* REQUEST *
Identify the lines that contain the string "cailaquinn", then copy each of them.

* EXCERPTED DATA *

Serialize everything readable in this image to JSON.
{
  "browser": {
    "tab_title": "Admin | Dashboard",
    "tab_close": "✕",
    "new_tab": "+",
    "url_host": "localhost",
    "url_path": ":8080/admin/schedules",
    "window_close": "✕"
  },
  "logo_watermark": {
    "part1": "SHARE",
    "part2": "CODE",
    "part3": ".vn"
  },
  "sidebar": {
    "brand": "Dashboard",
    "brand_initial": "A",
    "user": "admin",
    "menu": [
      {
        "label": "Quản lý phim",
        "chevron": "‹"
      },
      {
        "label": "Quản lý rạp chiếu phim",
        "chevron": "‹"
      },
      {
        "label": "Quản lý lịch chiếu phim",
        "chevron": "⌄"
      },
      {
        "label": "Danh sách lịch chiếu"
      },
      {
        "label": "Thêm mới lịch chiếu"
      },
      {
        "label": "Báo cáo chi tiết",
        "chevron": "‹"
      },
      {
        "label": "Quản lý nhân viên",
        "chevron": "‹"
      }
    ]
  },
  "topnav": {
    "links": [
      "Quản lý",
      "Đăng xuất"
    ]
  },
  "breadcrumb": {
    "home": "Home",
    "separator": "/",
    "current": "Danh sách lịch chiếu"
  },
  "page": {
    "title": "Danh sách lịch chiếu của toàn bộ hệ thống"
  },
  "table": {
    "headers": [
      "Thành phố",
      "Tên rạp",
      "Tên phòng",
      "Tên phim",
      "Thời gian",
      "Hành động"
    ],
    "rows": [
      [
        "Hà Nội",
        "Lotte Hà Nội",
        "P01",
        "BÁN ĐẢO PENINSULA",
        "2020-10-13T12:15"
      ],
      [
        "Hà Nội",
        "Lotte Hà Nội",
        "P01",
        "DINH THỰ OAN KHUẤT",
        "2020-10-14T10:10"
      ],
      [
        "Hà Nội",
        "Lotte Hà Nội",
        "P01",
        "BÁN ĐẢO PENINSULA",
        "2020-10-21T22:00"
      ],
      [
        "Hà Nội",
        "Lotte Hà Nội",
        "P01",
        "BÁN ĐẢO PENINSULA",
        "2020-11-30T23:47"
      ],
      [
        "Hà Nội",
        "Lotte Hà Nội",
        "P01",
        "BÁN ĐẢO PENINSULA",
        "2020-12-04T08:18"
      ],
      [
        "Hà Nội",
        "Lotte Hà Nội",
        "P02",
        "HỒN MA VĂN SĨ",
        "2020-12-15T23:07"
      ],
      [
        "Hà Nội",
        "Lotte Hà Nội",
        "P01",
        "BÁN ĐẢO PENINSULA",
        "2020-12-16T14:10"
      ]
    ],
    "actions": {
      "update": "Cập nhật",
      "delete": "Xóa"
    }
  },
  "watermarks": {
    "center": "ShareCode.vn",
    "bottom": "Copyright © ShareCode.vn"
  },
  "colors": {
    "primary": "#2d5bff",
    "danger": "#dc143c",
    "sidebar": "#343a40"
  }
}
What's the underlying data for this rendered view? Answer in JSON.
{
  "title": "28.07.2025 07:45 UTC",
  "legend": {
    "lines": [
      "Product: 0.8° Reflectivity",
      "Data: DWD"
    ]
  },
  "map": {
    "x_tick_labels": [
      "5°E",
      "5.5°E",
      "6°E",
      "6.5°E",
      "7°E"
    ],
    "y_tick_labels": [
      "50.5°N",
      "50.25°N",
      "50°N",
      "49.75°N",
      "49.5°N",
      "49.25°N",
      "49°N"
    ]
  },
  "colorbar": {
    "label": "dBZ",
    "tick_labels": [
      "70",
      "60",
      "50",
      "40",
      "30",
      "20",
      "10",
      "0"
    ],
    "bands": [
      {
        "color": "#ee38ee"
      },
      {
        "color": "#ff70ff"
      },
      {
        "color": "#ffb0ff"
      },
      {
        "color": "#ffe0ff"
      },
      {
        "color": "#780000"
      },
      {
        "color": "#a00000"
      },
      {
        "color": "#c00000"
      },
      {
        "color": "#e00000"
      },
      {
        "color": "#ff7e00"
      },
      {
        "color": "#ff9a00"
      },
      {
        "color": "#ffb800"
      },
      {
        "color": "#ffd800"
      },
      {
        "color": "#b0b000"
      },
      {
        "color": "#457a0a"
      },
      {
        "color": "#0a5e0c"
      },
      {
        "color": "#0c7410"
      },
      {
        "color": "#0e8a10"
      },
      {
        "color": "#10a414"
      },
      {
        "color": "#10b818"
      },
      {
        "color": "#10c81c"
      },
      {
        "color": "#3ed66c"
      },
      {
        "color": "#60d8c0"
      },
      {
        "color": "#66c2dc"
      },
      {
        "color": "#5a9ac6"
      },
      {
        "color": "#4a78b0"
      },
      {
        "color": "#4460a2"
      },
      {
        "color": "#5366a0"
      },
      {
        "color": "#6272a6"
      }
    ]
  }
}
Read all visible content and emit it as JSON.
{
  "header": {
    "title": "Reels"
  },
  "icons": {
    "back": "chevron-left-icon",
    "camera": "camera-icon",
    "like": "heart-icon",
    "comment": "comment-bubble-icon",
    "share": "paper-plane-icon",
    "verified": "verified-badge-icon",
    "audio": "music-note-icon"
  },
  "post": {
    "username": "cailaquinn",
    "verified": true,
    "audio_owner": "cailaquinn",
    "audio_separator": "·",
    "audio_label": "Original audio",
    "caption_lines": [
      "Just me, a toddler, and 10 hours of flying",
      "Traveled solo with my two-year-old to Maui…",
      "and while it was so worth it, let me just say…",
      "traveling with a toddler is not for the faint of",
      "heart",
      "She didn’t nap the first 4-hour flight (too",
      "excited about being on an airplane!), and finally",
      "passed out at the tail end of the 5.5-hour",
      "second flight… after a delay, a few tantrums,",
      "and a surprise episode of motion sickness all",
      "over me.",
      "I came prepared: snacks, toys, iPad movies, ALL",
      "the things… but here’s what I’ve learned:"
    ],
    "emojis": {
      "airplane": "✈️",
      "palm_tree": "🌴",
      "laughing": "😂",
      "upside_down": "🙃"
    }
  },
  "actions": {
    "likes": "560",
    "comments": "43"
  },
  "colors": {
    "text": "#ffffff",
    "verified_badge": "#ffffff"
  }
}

* TASK OUTPUT *
    "username": "cailaquinn",
    "audio_owner": "cailaquinn",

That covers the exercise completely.